Вижу, что лопасти произвольно изменяют «угол атаки», то есть уклоняются от крутого захвата воздуха. Надо вторично разбирать узел и проверять сборку. Что скажет боец? Верит ли, что я способен исправить машину? Если он задержится, не полетит, то ему придется пешком пробираться через линию фронта.

— Эх, давайте еще помогу! — кричит солдат, бросая пилотку на землю.

А ребята бегают вокруг машины, следят за каждым моим движением. Быстро разбираем и вновь собираем узел. Завожу мотор. Но винт не вращается.

«Чего-то недоучел, чего-то не знаю», — думаю я и вижу, как несколько мальчиков ползают в траве и ощупывают руками каждый кусочек земли. «Что они ищут?».

::::::

- ЗАДАНИЯ:
1. Верните без изменений отрывок из текста о ремонте винта, начиная со слов «Вижу, что лопасти» и заканчивая словами «пилотку на землю.».
2. Продолжите текст о ремонте винта, начиная сразу после его последнего предложения.

::::::

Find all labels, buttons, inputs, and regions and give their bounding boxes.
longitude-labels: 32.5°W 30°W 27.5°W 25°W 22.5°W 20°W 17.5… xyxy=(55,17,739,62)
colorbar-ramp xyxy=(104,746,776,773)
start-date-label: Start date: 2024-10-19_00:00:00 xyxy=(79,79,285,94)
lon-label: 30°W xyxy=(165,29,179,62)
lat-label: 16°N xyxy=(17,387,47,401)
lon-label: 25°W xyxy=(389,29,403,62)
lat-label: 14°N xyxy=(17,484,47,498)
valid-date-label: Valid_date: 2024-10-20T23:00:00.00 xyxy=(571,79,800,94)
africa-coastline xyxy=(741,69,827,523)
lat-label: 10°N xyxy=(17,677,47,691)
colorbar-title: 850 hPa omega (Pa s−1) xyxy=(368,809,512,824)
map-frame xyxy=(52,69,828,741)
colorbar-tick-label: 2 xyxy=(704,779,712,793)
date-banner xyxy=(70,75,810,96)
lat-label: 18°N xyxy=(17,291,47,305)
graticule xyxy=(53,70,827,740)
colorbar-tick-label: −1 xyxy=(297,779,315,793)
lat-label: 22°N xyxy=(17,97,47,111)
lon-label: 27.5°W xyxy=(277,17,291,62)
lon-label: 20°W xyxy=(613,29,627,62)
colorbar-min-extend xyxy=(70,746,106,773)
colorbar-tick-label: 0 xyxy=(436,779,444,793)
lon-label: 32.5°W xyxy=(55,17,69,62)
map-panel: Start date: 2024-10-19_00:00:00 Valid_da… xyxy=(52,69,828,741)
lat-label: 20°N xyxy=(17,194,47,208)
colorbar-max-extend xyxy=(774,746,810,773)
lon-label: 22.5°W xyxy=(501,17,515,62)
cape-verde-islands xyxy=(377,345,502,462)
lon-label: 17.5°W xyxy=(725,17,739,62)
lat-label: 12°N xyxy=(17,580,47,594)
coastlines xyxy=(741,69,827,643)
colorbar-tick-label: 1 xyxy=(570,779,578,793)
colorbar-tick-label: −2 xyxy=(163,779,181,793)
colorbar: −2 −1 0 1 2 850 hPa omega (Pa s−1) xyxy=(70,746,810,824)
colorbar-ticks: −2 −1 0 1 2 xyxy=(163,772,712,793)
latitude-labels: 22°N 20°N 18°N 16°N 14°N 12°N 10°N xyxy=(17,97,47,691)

::::::

- ОТВЕТЫ ПО ПУНКТАМ:
1.
Вижу, что лопасти произвольно изменяют «угол атаки», то есть уклоняются от крутого захвата воздуха. Надо вторично разбирать узел и проверять сборку. Что скажет боец? Верит ли, что я способен исправить машину? Если он задержится, не полетит, то ему придется пешком пробираться через линию фронта.

— Эх, давайте еще помогу! — кричит солдат, бросая пилотку на землю.

2.
— Нашли еще одно колечко! — кричит мальчуган и кладет кольцо на крыло самолета. Я смотрю на него и руки мои цепенеют. Конечно же, при сборке я заметил, что не хватало детальки, но ее не нашли, и я наивно решил обойтись без нее. Спрыгиваю с крыла на землю и крепко обнимаю мальчугана.

— Спаситель! — ласково говорю я ему.

Снова с солдатом разбираем регулирующий механизм винта, ставим колечко на место и уже под пулями — по нас стреляют фашисты из-за насыпи железной дороги — взлетаем. Боец сидит, согнувшись, за стенкой -кабины пилота. Истребитель круто набирает высоту.

Дорогие конотопские ребята, конотопский кузнец, вы пришли в трудное время ко мне и я благодарно вспоминаю о вас и по сей день. [23]

В конце сентября 1941 года наш авиационный полк стоял под Лебедином. Гитлеровские полчища уже оккупировали Киев, наши войска отступали за Харьков.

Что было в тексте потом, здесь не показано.